Set task
Set out the whole listing below as a JSON list of strings, one string per line, skipping blank lines. Leave out the pictures.

Task material
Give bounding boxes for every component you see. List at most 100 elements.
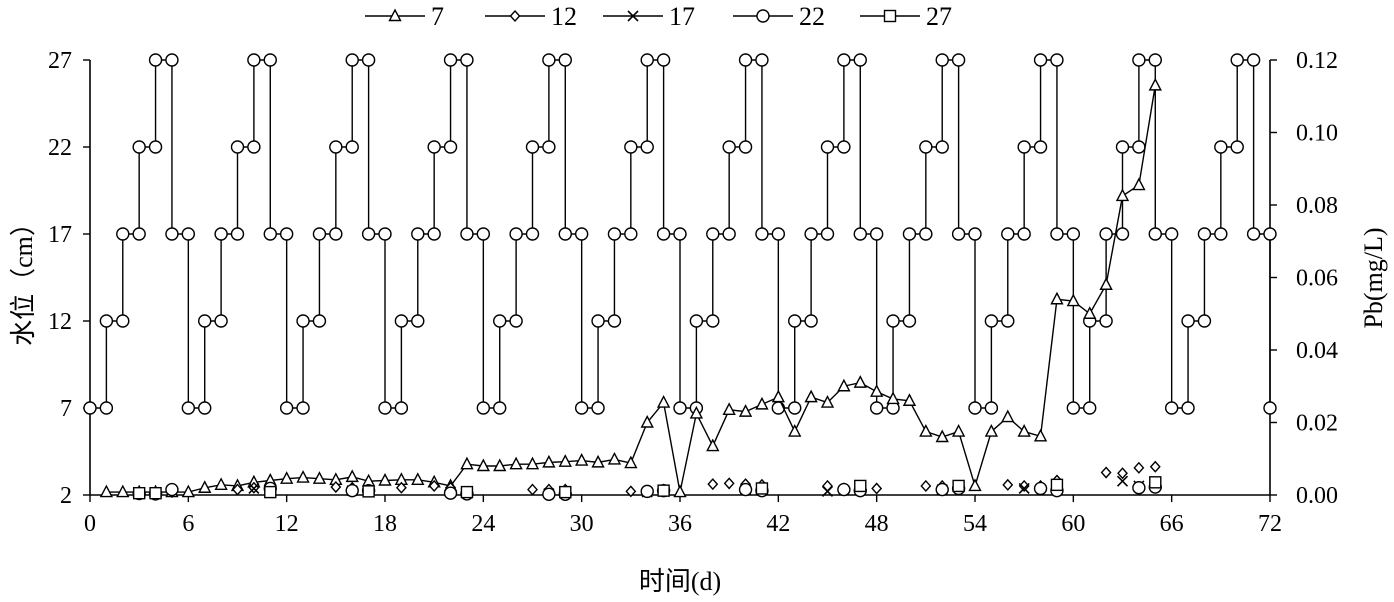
water-level-point <box>1099 314 1113 328</box>
series-27-point <box>149 486 162 500</box>
series-7-point <box>280 471 294 484</box>
water-level-point <box>165 227 179 241</box>
water-level-point <box>411 314 425 328</box>
water-level-point <box>148 53 163 67</box>
series-22-point <box>443 486 458 500</box>
water-level-point <box>738 140 753 154</box>
series-7-point <box>525 456 540 470</box>
water-level-point <box>443 53 458 67</box>
water-level-point <box>198 314 212 328</box>
water-level-point <box>804 227 818 241</box>
water-level-point <box>525 140 540 154</box>
water-level-point <box>755 53 769 67</box>
y-right-tick-label: 0.02 <box>1296 411 1338 437</box>
water-level-point <box>919 227 933 241</box>
water-level-point <box>984 314 999 328</box>
series-22-point <box>935 482 949 497</box>
series-27-point <box>559 485 572 499</box>
series-7-point <box>656 395 671 408</box>
x-tick-label: 66 <box>1160 511 1184 537</box>
y-right-tick-label: 0.10 <box>1296 121 1338 147</box>
y-left-tick-label: 12 <box>48 309 72 335</box>
water-level-point <box>1181 314 1195 328</box>
water-level-point <box>460 227 474 241</box>
series-17-point <box>1116 475 1129 487</box>
water-level-point <box>247 53 261 67</box>
water-level-point <box>1230 140 1244 154</box>
water-level-point <box>476 227 491 241</box>
water-level-point <box>198 401 212 415</box>
water-level-point <box>640 140 654 154</box>
water-level-point <box>279 401 294 415</box>
water-level-point <box>230 140 245 154</box>
x-tick-label: 54 <box>963 511 987 537</box>
water-level-point <box>1001 227 1015 241</box>
series-7-point <box>411 472 425 485</box>
water-level-point <box>1214 227 1228 241</box>
water-level-point <box>738 53 753 67</box>
series-7-point <box>902 393 917 406</box>
water-level-point <box>1246 227 1261 241</box>
x-axis-title: 时间(d) <box>639 567 721 596</box>
series-7-point <box>198 480 212 493</box>
series-22-point <box>738 482 753 497</box>
series-22-point <box>1033 481 1048 496</box>
water-level-point <box>411 227 425 241</box>
water-level-point <box>1246 53 1261 67</box>
water-level-point <box>574 227 589 241</box>
water-level-point <box>165 53 179 67</box>
water-level-point <box>1197 314 1212 328</box>
water-level-point <box>820 227 835 241</box>
legend: 7 12 17 22 27 <box>365 2 952 31</box>
water-level-point <box>837 53 851 67</box>
series-7-point <box>706 438 720 452</box>
water-level-point <box>329 140 343 154</box>
water-level-point <box>706 314 720 328</box>
water-level-point <box>935 53 949 67</box>
series-27 <box>132 476 1162 500</box>
series-7-point <box>951 424 966 437</box>
series-12-point <box>232 483 243 496</box>
series-7-point <box>296 470 310 483</box>
water-level-point <box>394 401 409 415</box>
series-7-point <box>214 477 228 491</box>
series-12-point <box>395 481 407 494</box>
water-level-point <box>542 140 556 154</box>
water-level-point <box>591 314 605 328</box>
water-level-point <box>869 227 884 241</box>
series-7-point <box>1033 428 1048 442</box>
water-level-point <box>509 227 523 241</box>
water-level-point <box>722 140 736 154</box>
water-level-point <box>1115 227 1130 241</box>
water-level-point <box>902 227 917 241</box>
series-27-point <box>952 479 965 493</box>
series-27-point <box>1050 478 1064 492</box>
water-level-point <box>1263 227 1277 241</box>
water-level-point <box>919 140 933 154</box>
series-12-point <box>428 479 440 492</box>
water-level-point <box>968 227 982 241</box>
series-22-point <box>165 482 179 497</box>
series-7-point <box>1083 306 1097 319</box>
water-level-point <box>1017 140 1031 154</box>
x-tick-label: 60 <box>1061 511 1085 537</box>
water-level-point <box>951 227 966 241</box>
x-tick-label: 6 <box>182 511 194 537</box>
series-7-point <box>804 389 818 403</box>
series-7-point <box>1001 409 1015 423</box>
water-level-point <box>1230 53 1244 67</box>
water-level-point <box>263 227 277 241</box>
water-level-point <box>607 314 622 328</box>
water-level-point <box>1115 140 1130 154</box>
legend-label: 22 <box>799 2 825 31</box>
water-level-point <box>984 401 999 415</box>
series-7-point <box>1099 277 1113 290</box>
series-7-point <box>99 484 114 498</box>
series-17-point <box>821 485 834 497</box>
water-level-point <box>394 314 409 328</box>
x-tick-label: 30 <box>570 511 594 537</box>
water-level-point <box>525 227 540 241</box>
legend-marker <box>883 9 897 23</box>
water-level-point <box>1214 140 1228 154</box>
water-level-point <box>1263 401 1277 415</box>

Result for this task
[
  "Give bounding boxes for every component you see. List at most 100 elements.",
  "water-level-point <box>1099 314 1113 328</box>",
  "series-27-point <box>149 486 162 500</box>",
  "series-7-point <box>280 471 294 484</box>",
  "water-level-point <box>165 227 179 241</box>",
  "water-level-point <box>411 314 425 328</box>",
  "water-level-point <box>148 53 163 67</box>",
  "series-22-point <box>443 486 458 500</box>",
  "water-level-point <box>738 140 753 154</box>",
  "series-7-point <box>525 456 540 470</box>",
  "water-level-point <box>443 53 458 67</box>",
  "water-level-point <box>198 314 212 328</box>",
  "water-level-point <box>804 227 818 241</box>",
  "water-level-point <box>525 140 540 154</box>",
  "water-level-point <box>755 53 769 67</box>",
  "y-right-tick-label: 0.02 <box>1296 411 1338 437</box>",
  "water-level-point <box>919 227 933 241</box>",
  "water-level-point <box>984 314 999 328</box>",
  "series-22-point <box>935 482 949 497</box>",
  "series-27-point <box>559 485 572 499</box>",
  "series-7-point <box>656 395 671 408</box>",
  "x-tick-label: 66 <box>1160 511 1184 537</box>",
  "y-right-tick-label: 0.10 <box>1296 121 1338 147</box>",
  "y-left-tick-label: 12 <box>48 309 72 335</box>",
  "water-level-point <box>1181 314 1195 328</box>",
  "water-level-point <box>460 227 474 241</box>",
  "series-17-point <box>1116 475 1129 487</box>",
  "water-level-point <box>247 53 261 67</box>",
  "water-level-point <box>1230 140 1244 154</box>",
  "water-level-point <box>476 227 491 241</box>",
  "water-level-point <box>198 401 212 415</box>",
  "water-level-point <box>640 140 654 154</box>",
  "water-level-point <box>279 401 294 415</box>",
  "water-level-point <box>230 140 245 154</box>",
  "x-tick-label: 54 <box>963 511 987 537</box>",
  "water-level-point <box>1001 227 1015 241</box>",
  "series-7-point <box>411 472 425 485</box>",
  "water-level-point <box>1214 227 1228 241</box>",
  "water-level-point <box>738 53 753 67</box>",
  "series-7-point <box>902 393 917 406</box>",
  "water-level-point <box>1246 227 1261 241</box>",
  "x-axis-title: 时间(d) <box>639 567 721 596</box>",
  "series-7-point <box>198 480 212 493</box>",
  "series-22-point <box>738 482 753 497</box>",
  "series-22-point <box>1033 481 1048 496</box>",
  "water-level-point <box>411 227 425 241</box>",
  "water-level-point <box>1246 53 1261 67</box>",
  "water-level-point <box>574 227 589 241</box>",
  "water-level-point <box>165 53 179 67</box>",
  "water-level-point <box>1197 314 1212 328</box>",
  "water-level-point <box>820 227 835 241</box>",
  "legend: 7 12 17 22 27 <box>365 2 952 31</box>",
  "water-level-point <box>837 53 851 67</box>",
  "series-7-point <box>706 438 720 452</box>",
  "water-level-point <box>329 140 343 154</box>",
  "water-level-point <box>706 314 720 328</box>",
  "water-level-point <box>935 53 949 67</box>",
  "series-27 <box>132 476 1162 500</box>",
  "series-7-point <box>951 424 966 437</box>",
  "series-12-point <box>232 483 243 496</box>",
  "series-7-point <box>296 470 310 483</box>",
  "water-level-point <box>394 401 409 415</box>",
  "series-7-point <box>214 477 228 491</box>",
  "series-12-point <box>395 481 407 494</box>",
  "water-level-point <box>542 140 556 154</box>",
  "water-level-point <box>591 314 605 328</box>",
  "water-level-point <box>869 227 884 241</box>",
  "series-7-point <box>1033 428 1048 442</box>",
  "water-level-point <box>509 227 523 241</box>",
  "water-level-point <box>722 140 736 154</box>",
  "water-level-point <box>1115 227 1130 241</box>",
  "water-level-point <box>902 227 917 241</box>",
  "series-27-point <box>952 479 965 493</box>",
  "series-27-point <box>1050 478 1064 492</box>",
  "water-level-point <box>1263 227 1277 241</box>",
  "water-level-point <box>919 140 933 154</box>",
  "series-12-point <box>428 479 440 492</box>",
  "water-level-point <box>968 227 982 241</box>",
  "series-22-point <box>165 482 179 497</box>",
  "series-7-point <box>1083 306 1097 319</box>",
  "water-level-point <box>1017 140 1031 154</box>",
  "x-tick-label: 60 <box>1061 511 1085 537</box>",
  "water-level-point <box>951 227 966 241</box>",
  "x-tick-label: 6 <box>182 511 194 537</box>",
  "series-7-point <box>804 389 818 403</box>",
  "series-7-point <box>1001 409 1015 423</box>",
  "water-level-point <box>1230 53 1244 67</box>",
  "water-level-point <box>263 227 277 241</box>",
  "water-level-point <box>607 314 622 328</box>",
  "water-level-point <box>1115 140 1130 154</box>",
  "legend-label: 22 <box>799 2 825 31</box>",
  "water-level-point <box>984 401 999 415</box>",
  "series-7-point <box>1099 277 1113 290</box>",
  "series-7-point <box>99 484 114 498</box>",
  "series-17-point <box>821 485 834 497</box>",
  "water-level-point <box>394 314 409 328</box>",
  "x-tick-label: 30 <box>570 511 594 537</box>",
  "water-level-point <box>525 227 540 241</box>",
  "legend-marker <box>883 9 897 23</box>",
  "water-level-point <box>1214 140 1228 154</box>",
  "water-level-point <box>1263 401 1277 415</box>"
]